* **Given instruction**:
Give all the lines below again, exactly, with no pictures.

* **Data for this exercise**:
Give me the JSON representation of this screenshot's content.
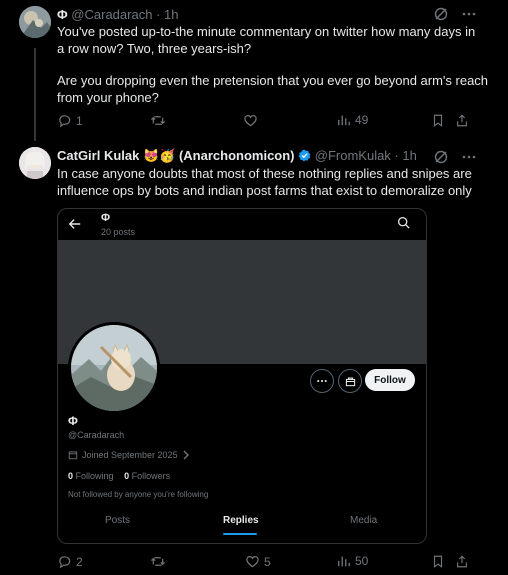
{
  "tweet1": {
    "display_name": "Φ",
    "handle": "@Caradarach",
    "separator": "·",
    "time": "1h",
    "line1": "You've posted up-to-the minute commentary on twitter how many days in",
    "line2": "a row now?  Two, three years-ish?",
    "line3": "Are you dropping even the pretension that you ever go beyond arm's reach",
    "line4": "from your phone?",
    "replies": "1",
    "views": "49"
  },
  "tweet2": {
    "display_name": "CatGirl Kulak 😻🥳 (Anarchonomicon)",
    "handle": "@FromKulak",
    "separator": "·",
    "time": "1h",
    "line1": "In case anyone doubts that most of these nothing replies and snipes are",
    "line2": "influence ops by bots and indian post farms that exist to demoralize only",
    "replies": "2",
    "likes": "5",
    "views": "50"
  },
  "embedded_profile": {
    "name": "Φ",
    "posts_count": "20 posts",
    "follow_label": "Follow",
    "profile_name": "Φ",
    "profile_handle": "@Caradarach",
    "joined": "Joined September 2025",
    "following_count": "0",
    "following_label": "Following",
    "followers_count": "0",
    "followers_label": "Followers",
    "not_followed": "Not followed by anyone you're following",
    "tabs": [
      "Posts",
      "Replies",
      "Media"
    ]
  },
  "colors": {
    "accent": "#1d9bf0",
    "muted": "#71767b",
    "verified": "#1d9bf0"
  }
}
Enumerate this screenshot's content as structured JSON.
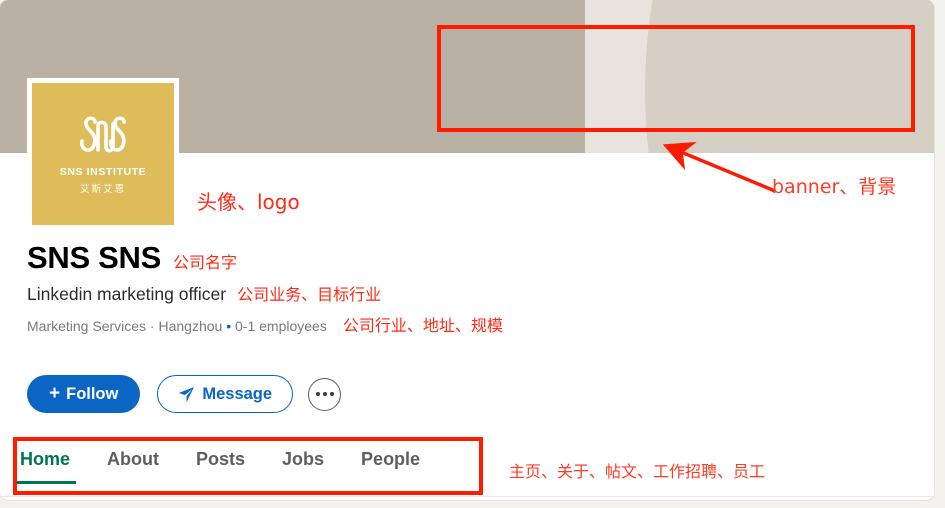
{
  "banner": {
    "name": "company-banner",
    "colors": {
      "left_band": "#b9b1a3",
      "light_strip": "#e8e4dd",
      "right_curve": "#d6cfc5"
    }
  },
  "logo": {
    "brand_text": "SNS INSTITUTE",
    "brand_text_cn": "艾斯艾恩",
    "background_color": "#ddbc59",
    "mark": "sns-monogram"
  },
  "profile": {
    "company_name": "SNS SNS",
    "tagline": "Linkedin marketing officer",
    "industry": "Marketing Services",
    "separator1": " · ",
    "location": "Hangzhou",
    "bullet": " • ",
    "employees": "0-1 employees",
    "meta_line": "Marketing Services · Hangzhou • 0-1 employees"
  },
  "actions": {
    "follow_label": "Follow",
    "follow_plus": "+",
    "message_label": "Message",
    "more_label": "More actions",
    "accent_color": "#0a66c2"
  },
  "tabs": {
    "active": "Home",
    "items": [
      {
        "label": "Home",
        "active": true
      },
      {
        "label": "About",
        "active": false
      },
      {
        "label": "Posts",
        "active": false
      },
      {
        "label": "Jobs",
        "active": false
      },
      {
        "label": "People",
        "active": false
      }
    ],
    "active_color": "#01754f"
  },
  "annotations": {
    "color": "#ff2a16",
    "logo": "头像、logo",
    "banner": "banner、背景",
    "company_name": "公司名字",
    "tagline": "公司业务、目标行业",
    "meta": "公司行业、地址、规模",
    "tabs": "主页、关于、帖文、工作招聘、员工"
  }
}
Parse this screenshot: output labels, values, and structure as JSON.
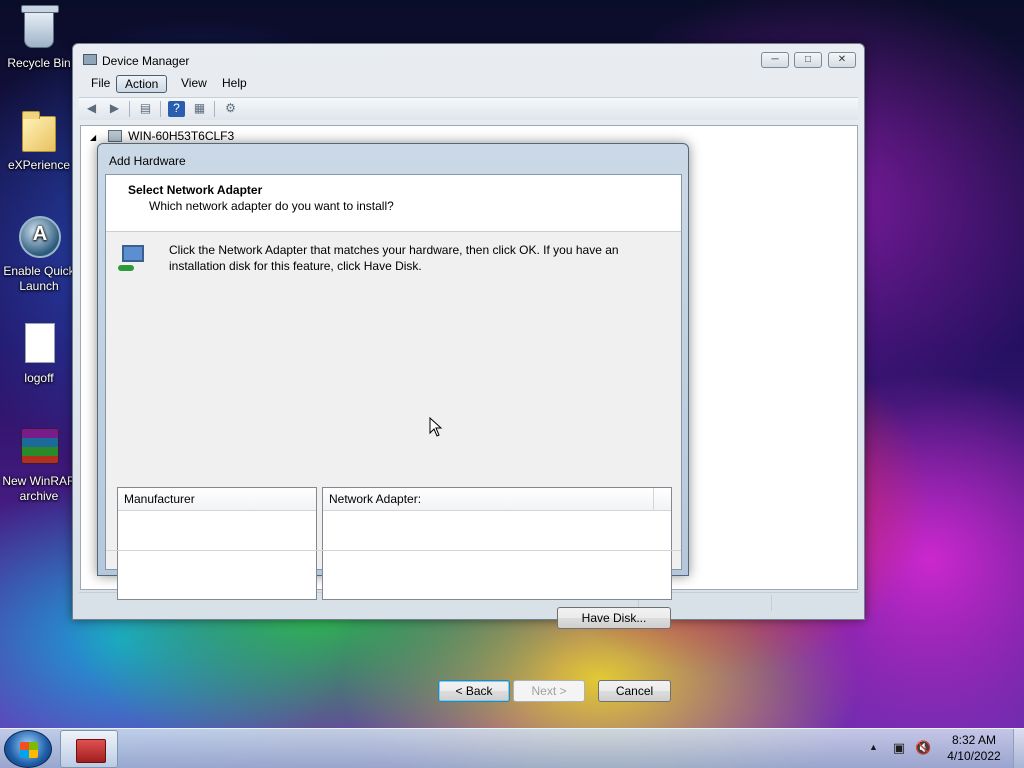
{
  "desktop": {
    "icons": [
      {
        "label": "Recycle Bin"
      },
      {
        "label": "eXPerience"
      },
      {
        "label": "Enable Quick Launch"
      },
      {
        "label": "logoff"
      },
      {
        "label": "New WinRAR archive"
      }
    ]
  },
  "device_manager": {
    "title": "Device Manager",
    "menu": [
      "File",
      "Action",
      "View",
      "Help"
    ],
    "active_menu": "Action",
    "tree_root": "WIN-60H53T6CLF3"
  },
  "add_hardware": {
    "title": "Add Hardware",
    "heading": "Select Network Adapter",
    "subheading": "Which network adapter do you want to install?",
    "instructions": "Click the Network Adapter that matches your hardware, then click OK. If you have an installation disk for this feature, click Have Disk.",
    "manufacturer_header": "Manufacturer",
    "adapter_header": "Network Adapter:",
    "have_disk_label": "Have Disk...",
    "back_label": "< Back",
    "next_label": "Next >",
    "cancel_label": "Cancel"
  },
  "taskbar": {
    "time": "8:32 AM",
    "date": "4/10/2022"
  },
  "colors": {
    "dialog_frame": "#cbd9e7",
    "focus_border": "#3c7fb1",
    "disabled_text": "#a0a0a0"
  }
}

* **Exercise solution**:
Give me the JSON representation of this screenshot's content.
{
  "tweet1": {
    "display_name": "Φ",
    "handle": "@Caradarach",
    "separator": "·",
    "time": "1h",
    "line1": "You've posted up-to-the minute commentary on twitter how many days in",
    "line2": "a row now?  Two, three years-ish?",
    "line3": "Are you dropping even the pretension that you ever go beyond arm's reach",
    "line4": "from your phone?",
    "replies": "1",
    "views": "49"
  },
  "tweet2": {
    "display_name": "CatGirl Kulak 😻🥳 (Anarchonomicon)",
    "handle": "@FromKulak",
    "separator": "·",
    "time": "1h",
    "line1": "In case anyone doubts that most of these nothing replies and snipes are",
    "line2": "influence ops by bots and indian post farms that exist to demoralize only",
    "replies": "2",
    "likes": "5",
    "views": "50"
  },
  "embedded_profile": {
    "name": "Φ",
    "posts_count": "20 posts",
    "follow_label": "Follow",
    "profile_name": "Φ",
    "profile_handle": "@Caradarach",
    "joined": "Joined September 2025",
    "following_count": "0",
    "following_label": "Following",
    "followers_count": "0",
    "followers_label": "Followers",
    "not_followed": "Not followed by anyone you're following",
    "tabs": [
      "Posts",
      "Replies",
      "Media"
    ]
  },
  "colors": {
    "accent": "#1d9bf0",
    "muted": "#71767b",
    "verified": "#1d9bf0"
  }
}
Enumerate this screenshot's content as structured JSON.
{
  "banner": {
    "name": "company-banner",
    "colors": {
      "left_band": "#b9b1a3",
      "light_strip": "#e8e4dd",
      "right_curve": "#d6cfc5"
    }
  },
  "logo": {
    "brand_text": "SNS INSTITUTE",
    "brand_text_cn": "艾斯艾恩",
    "background_color": "#ddbc59",
    "mark": "sns-monogram"
  },
  "profile": {
    "company_name": "SNS SNS",
    "tagline": "Linkedin marketing officer",
    "industry": "Marketing Services",
    "separator1": " · ",
    "location": "Hangzhou",
    "bullet": " • ",
    "employees": "0-1 employees",
    "meta_line": "Marketing Services · Hangzhou • 0-1 employees"
  },
  "actions": {
    "follow_label": "Follow",
    "follow_plus": "+",
    "message_label": "Message",
    "more_label": "More actions",
    "accent_color": "#0a66c2"
  },
  "tabs": {
    "active": "Home",
    "items": [
      {
        "label": "Home",
        "active": true
      },
      {
        "label": "About",
        "active": false
      },
      {
        "label": "Posts",
        "active": false
      },
      {
        "label": "Jobs",
        "active": false
      },
      {
        "label": "People",
        "active": false
      }
    ],
    "active_color": "#01754f"
  },
  "annotations": {
    "color": "#ff2a16",
    "logo": "头像、logo",
    "banner": "banner、背景",
    "company_name": "公司名字",
    "tagline": "公司业务、目标行业",
    "meta": "公司行业、地址、规模",
    "tabs": "主页、关于、帖文、工作招聘、员工"
  }
}
Parse this screenshot: output labels, values, and structure as JSON.
{
  "desktop": {
    "icons": [
      {
        "label": "Recycle Bin"
      },
      {
        "label": "eXPerience"
      },
      {
        "label": "Enable Quick Launch"
      },
      {
        "label": "logoff"
      },
      {
        "label": "New WinRAR archive"
      }
    ]
  },
  "device_manager": {
    "title": "Device Manager",
    "menu": [
      "File",
      "Action",
      "View",
      "Help"
    ],
    "active_menu": "Action",
    "tree_root": "WIN-60H53T6CLF3"
  },
  "add_hardware": {
    "title": "Add Hardware",
    "heading": "Select Network Adapter",
    "subheading": "Which network adapter do you want to install?",
    "instructions": "Click the Network Adapter that matches your hardware, then click OK. If you have an installation disk for this feature, click Have Disk.",
    "manufacturer_header": "Manufacturer",
    "adapter_header": "Network Adapter:",
    "have_disk_label": "Have Disk...",
    "back_label": "< Back",
    "next_label": "Next >",
    "cancel_label": "Cancel"
  },
  "taskbar": {
    "time": "8:32 AM",
    "date": "4/10/2022"
  },
  "colors": {
    "dialog_frame": "#cbd9e7",
    "focus_border": "#3c7fb1",
    "disabled_text": "#a0a0a0"
  }
}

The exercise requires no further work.